TASK TO COMPLETE - Count every line below in which "xlabel" occurs, then give only the count.

Dataset rows:

══════════

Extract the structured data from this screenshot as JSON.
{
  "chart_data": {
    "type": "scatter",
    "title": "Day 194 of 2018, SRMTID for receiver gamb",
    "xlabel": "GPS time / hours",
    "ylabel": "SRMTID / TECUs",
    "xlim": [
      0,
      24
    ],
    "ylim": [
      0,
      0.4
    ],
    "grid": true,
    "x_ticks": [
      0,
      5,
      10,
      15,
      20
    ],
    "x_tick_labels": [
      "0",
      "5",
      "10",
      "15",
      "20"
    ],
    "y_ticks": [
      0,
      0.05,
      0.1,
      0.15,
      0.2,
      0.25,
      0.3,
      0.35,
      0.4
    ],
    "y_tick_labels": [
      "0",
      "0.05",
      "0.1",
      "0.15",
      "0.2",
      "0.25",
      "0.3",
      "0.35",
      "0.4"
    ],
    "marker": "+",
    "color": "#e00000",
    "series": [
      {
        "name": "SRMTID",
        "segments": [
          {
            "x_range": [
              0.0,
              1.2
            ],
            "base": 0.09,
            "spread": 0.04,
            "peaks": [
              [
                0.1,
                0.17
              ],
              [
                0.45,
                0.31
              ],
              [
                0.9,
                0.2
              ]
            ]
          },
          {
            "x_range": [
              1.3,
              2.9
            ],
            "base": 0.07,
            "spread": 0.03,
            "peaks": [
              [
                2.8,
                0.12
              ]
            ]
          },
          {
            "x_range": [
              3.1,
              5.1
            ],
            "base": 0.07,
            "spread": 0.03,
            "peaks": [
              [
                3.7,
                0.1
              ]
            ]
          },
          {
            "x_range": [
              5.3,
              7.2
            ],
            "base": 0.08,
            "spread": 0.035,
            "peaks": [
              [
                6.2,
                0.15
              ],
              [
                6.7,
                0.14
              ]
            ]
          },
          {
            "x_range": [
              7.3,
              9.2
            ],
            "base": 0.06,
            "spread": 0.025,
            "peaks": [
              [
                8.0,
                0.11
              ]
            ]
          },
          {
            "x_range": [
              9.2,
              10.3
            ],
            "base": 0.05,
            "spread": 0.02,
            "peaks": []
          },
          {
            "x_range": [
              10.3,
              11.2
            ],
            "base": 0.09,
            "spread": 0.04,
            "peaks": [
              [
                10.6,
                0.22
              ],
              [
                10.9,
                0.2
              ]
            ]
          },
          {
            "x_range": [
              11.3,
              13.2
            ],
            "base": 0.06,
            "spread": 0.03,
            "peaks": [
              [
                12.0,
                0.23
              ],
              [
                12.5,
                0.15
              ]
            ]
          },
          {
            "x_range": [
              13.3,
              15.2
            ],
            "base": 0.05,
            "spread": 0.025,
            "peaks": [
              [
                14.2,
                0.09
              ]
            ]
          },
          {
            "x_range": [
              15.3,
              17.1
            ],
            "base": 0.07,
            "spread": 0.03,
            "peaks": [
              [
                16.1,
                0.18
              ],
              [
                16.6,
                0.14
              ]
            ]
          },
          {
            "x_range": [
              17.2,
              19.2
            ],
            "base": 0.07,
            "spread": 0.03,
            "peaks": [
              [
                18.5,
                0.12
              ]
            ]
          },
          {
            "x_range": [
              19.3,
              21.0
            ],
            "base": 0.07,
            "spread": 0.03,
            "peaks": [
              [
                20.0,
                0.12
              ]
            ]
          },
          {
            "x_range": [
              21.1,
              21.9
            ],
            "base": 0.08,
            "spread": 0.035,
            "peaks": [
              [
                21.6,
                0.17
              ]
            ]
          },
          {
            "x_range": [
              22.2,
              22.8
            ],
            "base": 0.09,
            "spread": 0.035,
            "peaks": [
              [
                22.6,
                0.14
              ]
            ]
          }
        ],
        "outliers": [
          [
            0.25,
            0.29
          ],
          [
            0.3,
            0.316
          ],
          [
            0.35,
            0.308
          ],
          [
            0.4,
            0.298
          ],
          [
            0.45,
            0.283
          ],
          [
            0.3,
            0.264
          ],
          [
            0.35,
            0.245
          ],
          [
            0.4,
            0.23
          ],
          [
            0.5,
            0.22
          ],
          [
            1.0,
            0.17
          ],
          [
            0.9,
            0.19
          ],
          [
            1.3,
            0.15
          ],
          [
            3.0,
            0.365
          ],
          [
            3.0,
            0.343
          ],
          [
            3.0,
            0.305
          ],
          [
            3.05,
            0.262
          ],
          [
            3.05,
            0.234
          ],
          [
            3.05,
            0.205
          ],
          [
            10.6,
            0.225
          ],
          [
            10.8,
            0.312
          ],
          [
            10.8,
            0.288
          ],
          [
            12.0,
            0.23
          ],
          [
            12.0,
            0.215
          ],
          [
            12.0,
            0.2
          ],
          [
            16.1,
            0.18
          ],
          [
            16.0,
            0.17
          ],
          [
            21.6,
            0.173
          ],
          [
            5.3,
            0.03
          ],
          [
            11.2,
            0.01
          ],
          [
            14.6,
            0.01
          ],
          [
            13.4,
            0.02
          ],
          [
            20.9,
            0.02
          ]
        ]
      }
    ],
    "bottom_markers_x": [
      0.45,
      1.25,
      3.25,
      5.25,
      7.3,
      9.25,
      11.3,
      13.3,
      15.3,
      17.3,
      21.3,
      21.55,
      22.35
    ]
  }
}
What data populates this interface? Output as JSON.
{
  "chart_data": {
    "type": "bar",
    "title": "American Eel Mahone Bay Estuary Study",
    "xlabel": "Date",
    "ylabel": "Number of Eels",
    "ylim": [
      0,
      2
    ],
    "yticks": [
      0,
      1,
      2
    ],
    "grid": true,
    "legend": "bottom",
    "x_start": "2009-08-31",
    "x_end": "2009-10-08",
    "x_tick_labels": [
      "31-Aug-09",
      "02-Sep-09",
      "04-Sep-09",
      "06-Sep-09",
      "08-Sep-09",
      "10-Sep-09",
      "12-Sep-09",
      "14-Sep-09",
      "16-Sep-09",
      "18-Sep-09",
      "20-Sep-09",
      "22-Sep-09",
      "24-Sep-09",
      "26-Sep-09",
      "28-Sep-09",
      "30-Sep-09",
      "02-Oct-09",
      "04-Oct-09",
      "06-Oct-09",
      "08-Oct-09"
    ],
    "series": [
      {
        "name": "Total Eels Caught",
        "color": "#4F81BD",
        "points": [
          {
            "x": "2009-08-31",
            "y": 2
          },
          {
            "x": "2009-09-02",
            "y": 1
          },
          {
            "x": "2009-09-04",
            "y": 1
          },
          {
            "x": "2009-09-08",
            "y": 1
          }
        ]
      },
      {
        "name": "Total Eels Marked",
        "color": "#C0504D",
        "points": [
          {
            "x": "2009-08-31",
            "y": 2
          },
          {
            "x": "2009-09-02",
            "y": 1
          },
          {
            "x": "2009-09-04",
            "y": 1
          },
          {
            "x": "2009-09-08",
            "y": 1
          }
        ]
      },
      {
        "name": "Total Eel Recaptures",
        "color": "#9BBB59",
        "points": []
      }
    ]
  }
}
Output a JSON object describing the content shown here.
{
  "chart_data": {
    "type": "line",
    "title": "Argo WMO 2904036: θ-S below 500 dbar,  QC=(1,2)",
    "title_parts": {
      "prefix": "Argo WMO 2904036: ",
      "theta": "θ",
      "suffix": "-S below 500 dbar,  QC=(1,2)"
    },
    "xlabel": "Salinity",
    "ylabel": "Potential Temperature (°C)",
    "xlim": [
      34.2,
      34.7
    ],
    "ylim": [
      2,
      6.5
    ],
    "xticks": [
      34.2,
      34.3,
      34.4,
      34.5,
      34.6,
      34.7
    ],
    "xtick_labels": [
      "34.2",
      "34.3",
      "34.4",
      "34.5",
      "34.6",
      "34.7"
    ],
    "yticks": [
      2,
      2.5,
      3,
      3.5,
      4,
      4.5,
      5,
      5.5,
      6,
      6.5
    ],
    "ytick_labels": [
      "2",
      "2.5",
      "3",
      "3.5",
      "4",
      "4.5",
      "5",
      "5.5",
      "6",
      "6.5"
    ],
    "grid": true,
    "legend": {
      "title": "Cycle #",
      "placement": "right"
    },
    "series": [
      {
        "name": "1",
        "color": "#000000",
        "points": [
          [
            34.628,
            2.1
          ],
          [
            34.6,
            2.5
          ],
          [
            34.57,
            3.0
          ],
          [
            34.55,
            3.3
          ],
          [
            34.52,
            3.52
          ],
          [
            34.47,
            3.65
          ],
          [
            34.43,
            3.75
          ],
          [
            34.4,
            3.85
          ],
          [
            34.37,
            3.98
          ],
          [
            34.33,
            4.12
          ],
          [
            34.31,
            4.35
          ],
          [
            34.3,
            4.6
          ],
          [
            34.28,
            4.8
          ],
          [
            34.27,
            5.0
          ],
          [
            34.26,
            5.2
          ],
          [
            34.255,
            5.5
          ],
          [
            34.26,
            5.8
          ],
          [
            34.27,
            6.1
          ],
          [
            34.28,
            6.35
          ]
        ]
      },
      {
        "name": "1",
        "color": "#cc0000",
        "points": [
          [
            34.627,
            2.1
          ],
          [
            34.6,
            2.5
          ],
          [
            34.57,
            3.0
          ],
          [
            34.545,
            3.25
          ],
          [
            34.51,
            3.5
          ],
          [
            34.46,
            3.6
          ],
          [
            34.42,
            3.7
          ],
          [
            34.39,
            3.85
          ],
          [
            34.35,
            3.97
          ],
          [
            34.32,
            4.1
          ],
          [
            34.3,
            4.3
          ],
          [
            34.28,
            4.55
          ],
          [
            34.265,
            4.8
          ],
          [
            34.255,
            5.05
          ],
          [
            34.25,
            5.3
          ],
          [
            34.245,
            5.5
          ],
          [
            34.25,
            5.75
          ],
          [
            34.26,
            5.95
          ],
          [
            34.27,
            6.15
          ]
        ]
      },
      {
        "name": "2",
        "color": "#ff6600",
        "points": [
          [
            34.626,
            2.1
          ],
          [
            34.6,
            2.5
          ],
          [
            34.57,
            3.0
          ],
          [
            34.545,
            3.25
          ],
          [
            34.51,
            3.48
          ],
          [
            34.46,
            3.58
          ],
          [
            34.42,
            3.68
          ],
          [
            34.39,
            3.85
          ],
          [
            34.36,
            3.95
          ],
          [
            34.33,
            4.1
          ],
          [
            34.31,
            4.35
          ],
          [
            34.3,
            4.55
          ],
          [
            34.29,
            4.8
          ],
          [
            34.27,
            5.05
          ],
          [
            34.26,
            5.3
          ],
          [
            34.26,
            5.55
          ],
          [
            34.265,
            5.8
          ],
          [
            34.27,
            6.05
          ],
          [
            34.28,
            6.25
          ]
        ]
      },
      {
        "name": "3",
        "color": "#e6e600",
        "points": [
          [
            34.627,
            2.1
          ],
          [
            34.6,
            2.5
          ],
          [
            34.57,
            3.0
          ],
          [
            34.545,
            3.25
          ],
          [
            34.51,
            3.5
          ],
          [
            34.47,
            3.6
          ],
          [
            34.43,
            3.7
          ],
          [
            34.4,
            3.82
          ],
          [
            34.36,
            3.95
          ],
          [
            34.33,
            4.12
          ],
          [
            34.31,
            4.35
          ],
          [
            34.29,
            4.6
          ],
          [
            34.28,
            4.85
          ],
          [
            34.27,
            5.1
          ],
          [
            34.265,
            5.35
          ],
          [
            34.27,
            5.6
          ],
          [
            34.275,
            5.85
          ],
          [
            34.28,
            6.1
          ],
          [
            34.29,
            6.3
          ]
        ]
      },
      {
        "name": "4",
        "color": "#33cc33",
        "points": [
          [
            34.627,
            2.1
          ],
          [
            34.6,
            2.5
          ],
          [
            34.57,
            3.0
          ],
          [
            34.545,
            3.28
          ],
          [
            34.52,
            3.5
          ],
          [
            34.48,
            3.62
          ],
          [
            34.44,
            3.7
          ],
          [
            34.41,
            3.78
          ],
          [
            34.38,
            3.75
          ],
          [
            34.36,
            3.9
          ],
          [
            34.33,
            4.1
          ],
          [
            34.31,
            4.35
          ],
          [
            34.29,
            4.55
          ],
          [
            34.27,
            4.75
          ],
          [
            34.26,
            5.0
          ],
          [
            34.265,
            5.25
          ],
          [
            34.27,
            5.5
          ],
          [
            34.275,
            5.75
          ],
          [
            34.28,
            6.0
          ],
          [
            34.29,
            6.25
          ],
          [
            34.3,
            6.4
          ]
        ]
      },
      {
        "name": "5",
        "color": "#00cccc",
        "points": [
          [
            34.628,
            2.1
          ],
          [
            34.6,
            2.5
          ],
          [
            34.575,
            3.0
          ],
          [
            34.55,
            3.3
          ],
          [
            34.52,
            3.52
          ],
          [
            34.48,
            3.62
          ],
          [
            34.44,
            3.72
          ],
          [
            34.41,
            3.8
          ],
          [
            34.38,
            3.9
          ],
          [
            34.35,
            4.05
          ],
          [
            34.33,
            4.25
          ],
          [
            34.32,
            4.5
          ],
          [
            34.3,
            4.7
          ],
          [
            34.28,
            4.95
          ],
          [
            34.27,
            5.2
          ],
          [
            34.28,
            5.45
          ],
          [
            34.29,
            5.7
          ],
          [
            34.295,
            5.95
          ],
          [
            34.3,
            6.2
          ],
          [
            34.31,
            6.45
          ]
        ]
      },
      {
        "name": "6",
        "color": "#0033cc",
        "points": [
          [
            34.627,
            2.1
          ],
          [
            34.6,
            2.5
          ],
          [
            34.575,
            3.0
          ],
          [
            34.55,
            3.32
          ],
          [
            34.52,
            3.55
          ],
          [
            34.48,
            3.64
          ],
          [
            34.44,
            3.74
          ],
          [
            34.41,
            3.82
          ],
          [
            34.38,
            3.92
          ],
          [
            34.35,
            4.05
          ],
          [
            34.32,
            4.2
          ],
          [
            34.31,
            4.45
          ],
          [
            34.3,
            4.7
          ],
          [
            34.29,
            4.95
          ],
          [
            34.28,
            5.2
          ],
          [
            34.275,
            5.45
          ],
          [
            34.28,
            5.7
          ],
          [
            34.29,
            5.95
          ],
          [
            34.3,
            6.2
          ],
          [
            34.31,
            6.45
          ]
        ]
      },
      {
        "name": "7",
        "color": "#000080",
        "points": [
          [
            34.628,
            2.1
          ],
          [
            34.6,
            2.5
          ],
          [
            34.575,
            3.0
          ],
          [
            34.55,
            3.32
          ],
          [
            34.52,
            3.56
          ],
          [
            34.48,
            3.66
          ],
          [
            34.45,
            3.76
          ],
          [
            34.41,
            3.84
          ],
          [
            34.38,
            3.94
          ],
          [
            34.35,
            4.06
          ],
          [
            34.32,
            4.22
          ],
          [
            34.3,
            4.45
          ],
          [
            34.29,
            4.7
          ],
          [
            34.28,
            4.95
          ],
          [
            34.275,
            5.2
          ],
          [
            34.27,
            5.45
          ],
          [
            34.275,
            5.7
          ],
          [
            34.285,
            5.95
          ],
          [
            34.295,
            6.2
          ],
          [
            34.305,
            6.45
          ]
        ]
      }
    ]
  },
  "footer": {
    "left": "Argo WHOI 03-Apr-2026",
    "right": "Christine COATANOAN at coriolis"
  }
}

══════════

ANSWER FOR THIS EXERCISE - 3